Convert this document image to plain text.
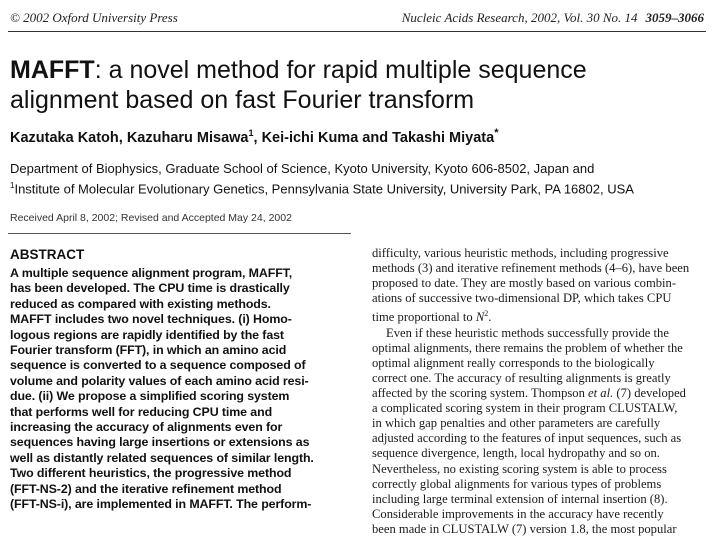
© 2002 Oxford University Press	Nucleic Acids Research, 2002, Vol. 30 No. 14 3059–3066
MAFFT: a novel method for rapid multiple sequence
alignment based on fast Fourier transform
Kazutaka Katoh, Kazuharu Misawa$^1$, Kei-ichi Kuma and Takashi Miyata*
Department of Biophysics, Graduate School of Science, Kyoto University, Kyoto 606-8502, Japan and
$^1$Institute of Molecular Evolutionary Genetics, Pennsylvania State University, University Park, PA 16802, USA
Received April 8, 2002; Revised and Accepted May 24, 2002
ABSTRACT
A multiple sequence alignment program, MAFFT,
has been developed. The CPU time is drastically
reduced as compared with existing methods.
MAFFT includes two novel techniques. (i) Homo-
logous regions are rapidly identified by the fast
Fourier transform (FFT), in which an amino acid
sequence is converted to a sequence composed of
volume and polarity values of each amino acid resi-
due. (ii) We propose a simplified scoring system
that performs well for reducing CPU time and
increasing the accuracy of alignments even for
sequences having large insertions or extensions as
well as distantly related sequences of similar length.
Two different heuristics, the progressive method
(FFT-NS-2) and the iterative refinement method
(FFT-NS-i), are implemented in MAFFT. The perform-
difficulty, various heuristic methods, including progressive
methods (3) and iterative refinement methods (4–6), have been
proposed to date. They are mostly based on various combin-
ations of successive two-dimensional DP, which takes CPU
time proportional to $N^2$.
Even if these heuristic methods successfully provide the
optimal alignments, there remains the problem of whether the
optimal alignment really corresponds to the biologically
correct one. The accuracy of resulting alignments is greatly
affected by the scoring system. Thompson et al. (7) developed
a complicated scoring system in their program CLUSTALW,
in which gap penalties and other parameters are carefully
adjusted according to the features of input sequences, such as
sequence divergence, length, local hydropathy and so on.
Nevertheless, no existing scoring system is able to process
correctly global alignments for various types of problems
including large terminal extension of internal insertion (8).
Considerable improvements in the accuracy have recently
been made in CLUSTALW (7) version 1.8, the most popular
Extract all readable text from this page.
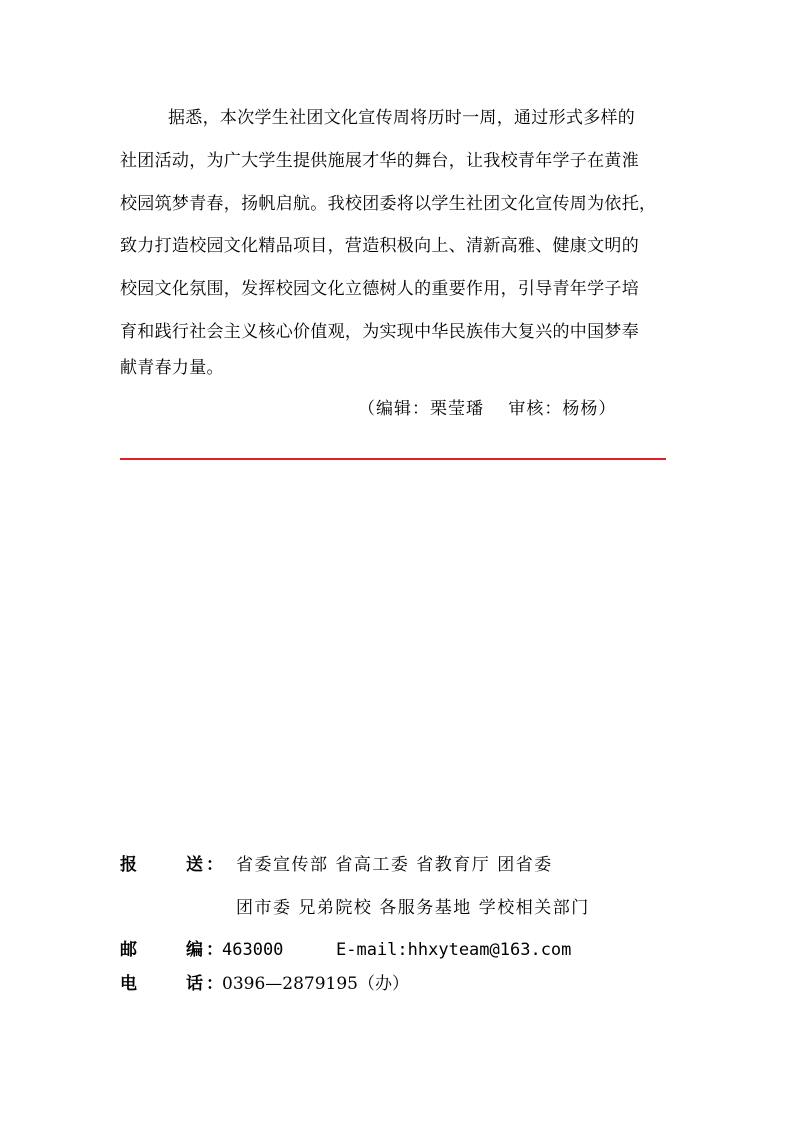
据悉，本次学生社团文化宣传周将历时一周，通过形式多样的
社团活动，为广大学生提供施展才华的舞台，让我校青年学子在黄淮
校园筑梦青春，扬帆启航。我校团委将以学生社团文化宣传周为依托，
致力打造校园文化精品项目，营造积极向上、清新高雅、健康文明的
校园文化氛围，发挥校园文化立德树人的重要作用，引导青年学子培
育和践行社会主义核心价值观，为实现中华民族伟大复兴的中国梦奉
献青春力量。
（编辑：栗莹璠　 审核：杨杨）
报	送 ： 省委宣传部 省高工委 省教育厅 团省委
团市委 兄弟院校 各服务基地 学校相关部门
邮	编 ： 463000	E-mail:hhxyteam@163.com
电	话 ： 0396—2879195（办）
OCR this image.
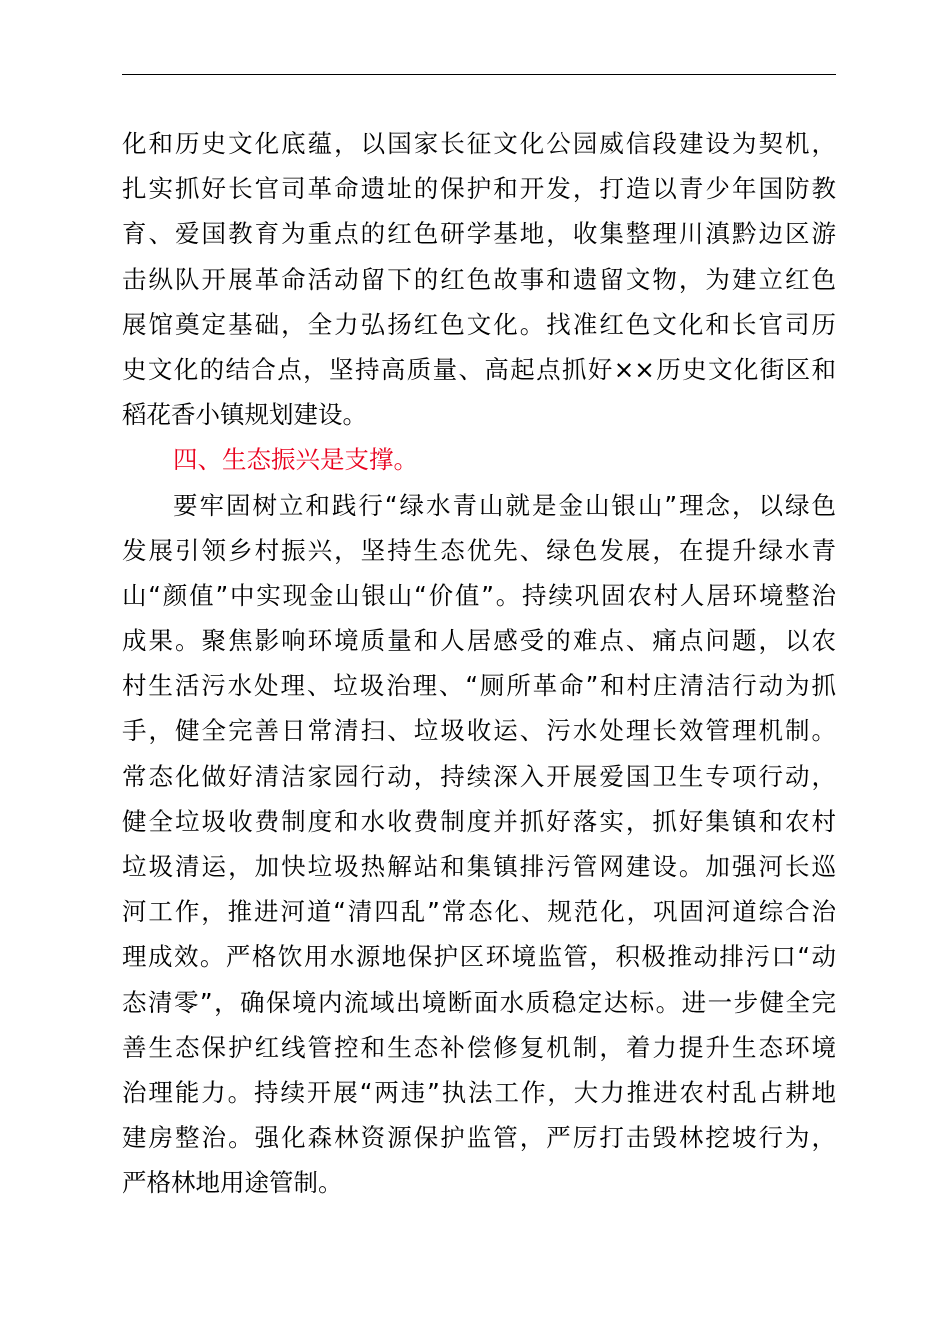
化和历史文化底蕴，以国家长征文化公园威信段建设为契机，
扎实抓好长官司革命遗址的保护和开发，打造以青少年国防教
育、爱国教育为重点的红色研学基地，收集整理川滇黔边区游
击纵队开展革命活动留下的红色故事和遗留文物，为建立红色
展馆奠定基础，全力弘扬红色文化。找准红色文化和长官司历
史文化的结合点，坚持高质量、高起点抓好××历史文化街区和
稻花香小镇规划建设。

四、生态振兴是支撑。

要牢固树立和践行“绿水青山就是金山银山”理念，以绿色
发展引领乡村振兴，坚持生态优先、绿色发展，在提升绿水青
山“颜值”中实现金山银山“价值”。持续巩固农村人居环境整治
成果。聚焦影响环境质量和人居感受的难点、痛点问题，以农
村生活污水处理、垃圾治理、“厕所革命”和村庄清洁行动为抓
手，健全完善日常清扫、垃圾收运、污水处理长效管理机制。
常态化做好清洁家园行动，持续深入开展爱国卫生专项行动，
健全垃圾收费制度和水收费制度并抓好落实，抓好集镇和农村
垃圾清运，加快垃圾热解站和集镇排污管网建设。加强河长巡
河工作，推进河道“清四乱”常态化、规范化，巩固河道综合治
理成效。严格饮用水源地保护区环境监管，积极推动排污口“动
态清零”，确保境内流域出境断面水质稳定达标。进一步健全完
善生态保护红线管控和生态补偿修复机制，着力提升生态环境
治理能力。持续开展“两违”执法工作，大力推进农村乱占耕地
建房整治。强化森林资源保护监管，严厉打击毁林挖坡行为，
严格林地用途管制。
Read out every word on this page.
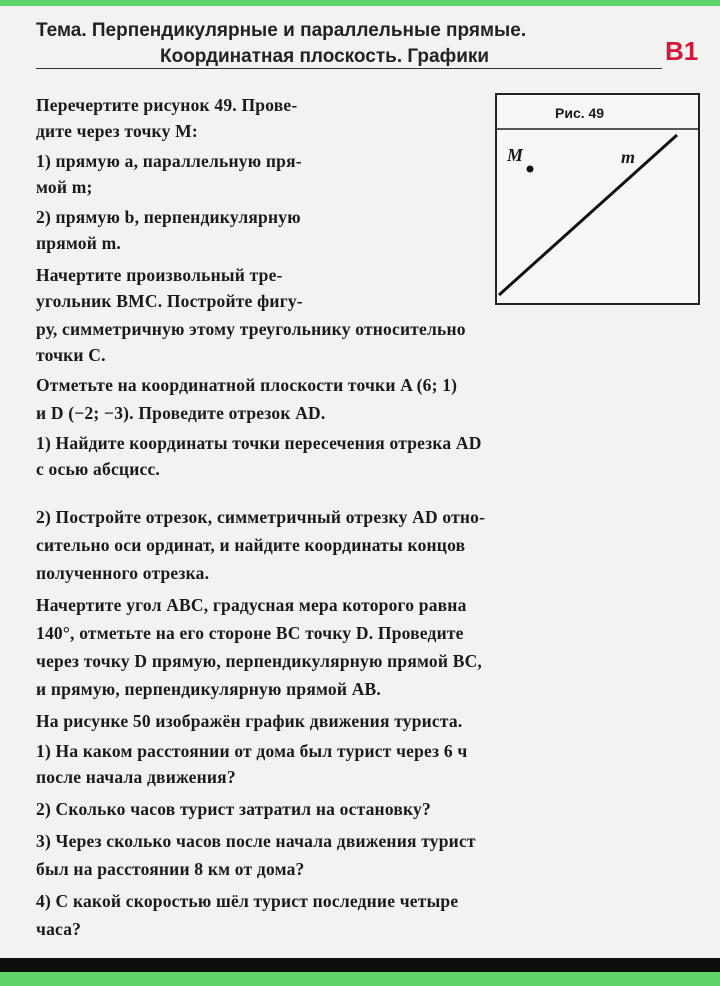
Тема. Перпендикулярные и параллельные прямые.
Координатная плоскость. Графики	B1
Рис. 49
M	m
Перечертите рисунок 49. Прове-
дите через точку M:
1) прямую a, параллельную пря-
мой m;
2) прямую b, перпендикулярную
прямой m.
Начертите произвольный тре-
угольник BMC. Постройте фигу-
ру, симметричную этому треугольнику относительно
точки C.
Отметьте на координатной плоскости точки A (6; 1)
и D (−2; −3). Проведите отрезок AD.
1) Найдите координаты точки пересечения отрезка AD
с осью абсцисс.
2) Постройте отрезок, симметричный отрезку AD отно-
сительно оси ординат, и найдите координаты концов
полученного отрезка.
Начертите угол ABC, градусная мера которого равна
140°, отметьте на его стороне BC точку D. Проведите
через точку D прямую, перпендикулярную прямой BC,
и прямую, перпендикулярную прямой AB.
На рисунке 50 изображён график движения туриста.
1) На каком расстоянии от дома был турист через 6 ч
после начала движения?
2) Сколько часов турист затратил на остановку?
3) Через сколько часов после начала движения турист
был на расстоянии 8 км от дома?
4) С какой скоростью шёл турист последние четыре
часа?
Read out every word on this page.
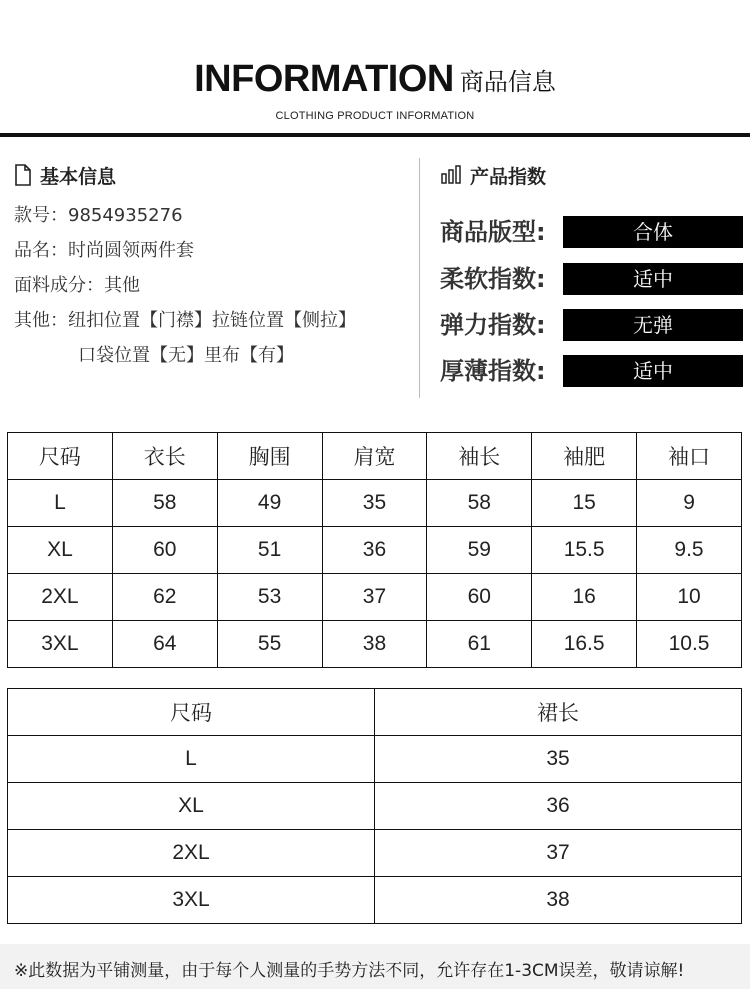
INFORMATION 商品信息
CLOTHING PRODUCT INFORMATION
基本信息
款号：9854935276
品名：时尚圆领两件套
面料成分：其他
其他：纽扣位置【门襟】拉链位置【侧拉】
口袋位置【无】里布【有】
产品指数
商品版型:	合体
柔软指数:	适中
弹力指数:	无弹
厚薄指数:	适中
尺码	衣长	胸围	肩宽	袖长	袖肥	袖口
L	58	49	35	58	15	9
XL	60	51	36	59	15.5	9.5
2XL	62	53	37	60	16	10
3XL	64	55	38	61	16.5	10.5
尺码	裙长
L	35
XL	36
2XL	37
3XL	38
※此数据为平铺测量，由于每个人测量的手势方法不同，允许存在1-3CM误差，敬请谅解!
◇ ◇ ◇
## TASK REQUIREMENTS
Quote the records in full and exactly; skip any image.

## FULL OUTPUT
Convert this document image to plain text.
© 2002 Oxford University Press	Nucleic Acids Research, 2002, Vol. 30 No. 14 3059–3066
MAFFT: a novel method for rapid multiple sequence
alignment based on fast Fourier transform
Kazutaka Katoh, Kazuharu Misawa$^1$, Kei-ichi Kuma and Takashi Miyata*
Department of Biophysics, Graduate School of Science, Kyoto University, Kyoto 606-8502, Japan and
$^1$Institute of Molecular Evolutionary Genetics, Pennsylvania State University, University Park, PA 16802, USA
Received April 8, 2002; Revised and Accepted May 24, 2002
ABSTRACT
A multiple sequence alignment program, MAFFT,
has been developed. The CPU time is drastically
reduced as compared with existing methods.
MAFFT includes two novel techniques. (i) Homo-
logous regions are rapidly identified by the fast
Fourier transform (FFT), in which an amino acid
sequence is converted to a sequence composed of
volume and polarity values of each amino acid resi-
due. (ii) We propose a simplified scoring system
that performs well for reducing CPU time and
increasing the accuracy of alignments even for
sequences having large insertions or extensions as
well as distantly related sequences of similar length.
Two different heuristics, the progressive method
(FFT-NS-2) and the iterative refinement method
(FFT-NS-i), are implemented in MAFFT. The perform-
difficulty, various heuristic methods, including progressive
methods (3) and iterative refinement methods (4–6), have been
proposed to date. They are mostly based on various combin-
ations of successive two-dimensional DP, which takes CPU
time proportional to $N^2$.
Even if these heuristic methods successfully provide the
optimal alignments, there remains the problem of whether the
optimal alignment really corresponds to the biologically
correct one. The accuracy of resulting alignments is greatly
affected by the scoring system. Thompson et al. (7) developed
a complicated scoring system in their program CLUSTALW,
in which gap penalties and other parameters are carefully
adjusted according to the features of input sequences, such as
sequence divergence, length, local hydropathy and so on.
Nevertheless, no existing scoring system is able to process
correctly global alignments for various types of problems
including large terminal extension of internal insertion (8).
Considerable improvements in the accuracy have recently
been made in CLUSTALW (7) version 1.8, the most popular
Extract all readable text from this page.
据悉，本次学生社团文化宣传周将历时一周，通过形式多样的
社团活动，为广大学生提供施展才华的舞台，让我校青年学子在黄淮
校园筑梦青春，扬帆启航。我校团委将以学生社团文化宣传周为依托，
致力打造校园文化精品项目，营造积极向上、清新高雅、健康文明的
校园文化氛围，发挥校园文化立德树人的重要作用，引导青年学子培
育和践行社会主义核心价值观，为实现中华民族伟大复兴的中国梦奉
献青春力量。
（编辑：栗莹璠　 审核：杨杨）
报	送 ： 省委宣传部 省高工委 省教育厅 团省委
团市委 兄弟院校 各服务基地 学校相关部门
邮	编 ： 463000	E-mail:hhxyteam@163.com
电	话 ： 0396—2879195（办）
OCR this image.
化和历史文化底蕴，以国家长征文化公园威信段建设为契机，
扎实抓好长官司革命遗址的保护和开发，打造以青少年国防教
育、爱国教育为重点的红色研学基地，收集整理川滇黔边区游
击纵队开展革命活动留下的红色故事和遗留文物，为建立红色
展馆奠定基础，全力弘扬红色文化。找准红色文化和长官司历
史文化的结合点，坚持高质量、高起点抓好××历史文化街区和
稻花香小镇规划建设。

四、生态振兴是支撑。

要牢固树立和践行“绿水青山就是金山银山”理念，以绿色
发展引领乡村振兴，坚持生态优先、绿色发展，在提升绿水青
山“颜值”中实现金山银山“价值”。持续巩固农村人居环境整治
成果。聚焦影响环境质量和人居感受的难点、痛点问题，以农
村生活污水处理、垃圾治理、“厕所革命”和村庄清洁行动为抓
手，健全完善日常清扫、垃圾收运、污水处理长效管理机制。
常态化做好清洁家园行动，持续深入开展爱国卫生专项行动，
健全垃圾收费制度和水收费制度并抓好落实，抓好集镇和农村
垃圾清运，加快垃圾热解站和集镇排污管网建设。加强河长巡
河工作，推进河道“清四乱”常态化、规范化，巩固河道综合治
理成效。严格饮用水源地保护区环境监管，积极推动排污口“动
态清零”，确保境内流域出境断面水质稳定达标。进一步健全完
善生态保护红线管控和生态补偿修复机制，着力提升生态环境
治理能力。持续开展“两违”执法工作，大力推进农村乱占耕地
建房整治。强化森林资源保护监管，严厉打击毁林挖坡行为，
严格林地用途管制。
Read out every word on this page.
Тема. Перпендикулярные и параллельные прямые.
Координатная плоскость. Графики	B1
Рис. 49
M	m
Перечертите рисунок 49. Прове-
дите через точку M:
1) прямую a, параллельную пря-
мой m;
2) прямую b, перпендикулярную
прямой m.
Начертите произвольный тре-
угольник BMC. Постройте фигу-
ру, симметричную этому треугольнику относительно
точки C.
Отметьте на координатной плоскости точки A (6; 1)
и D (−2; −3). Проведите отрезок AD.
1) Найдите координаты точки пересечения отрезка AD
с осью абсцисс.
2) Постройте отрезок, симметричный отрезку AD отно-
сительно оси ординат, и найдите координаты концов
полученного отрезка.
Начертите угол ABC, градусная мера которого равна
140°, отметьте на его стороне BC точку D. Проведите
через точку D прямую, перпендикулярную прямой BC,
и прямую, перпендикулярную прямой AB.
На рисунке 50 изображён график движения туриста.
1) На каком расстоянии от дома был турист через 6 ч
после начала движения?
2) Сколько часов турист затратил на остановку?
3) Через сколько часов после начала движения турист
был на расстоянии 8 км от дома?
4) С какой скоростью шёл турист последние четыре
часа?
Read out every word on this page.
INFORMATION 商品信息
CLOTHING PRODUCT INFORMATION
基本信息
款号：9854935276
品名：时尚圆领两件套
面料成分：其他
其他：纽扣位置【门襟】拉链位置【侧拉】
口袋位置【无】里布【有】
产品指数
商品版型:	合体
柔软指数:	适中
弹力指数:	无弹
厚薄指数:	适中
尺码	衣长	胸围	肩宽	袖长	袖肥	袖口
L	58	49	35	58	15	9
XL	60	51	36	59	15.5	9.5
2XL	62	53	37	60	16	10
3XL	64	55	38	61	16.5	10.5
尺码	裙长
L	35
XL	36
2XL	37
3XL	38
※此数据为平铺测量，由于每个人测量的手势方法不同，允许存在1-3CM误差，敬请谅解!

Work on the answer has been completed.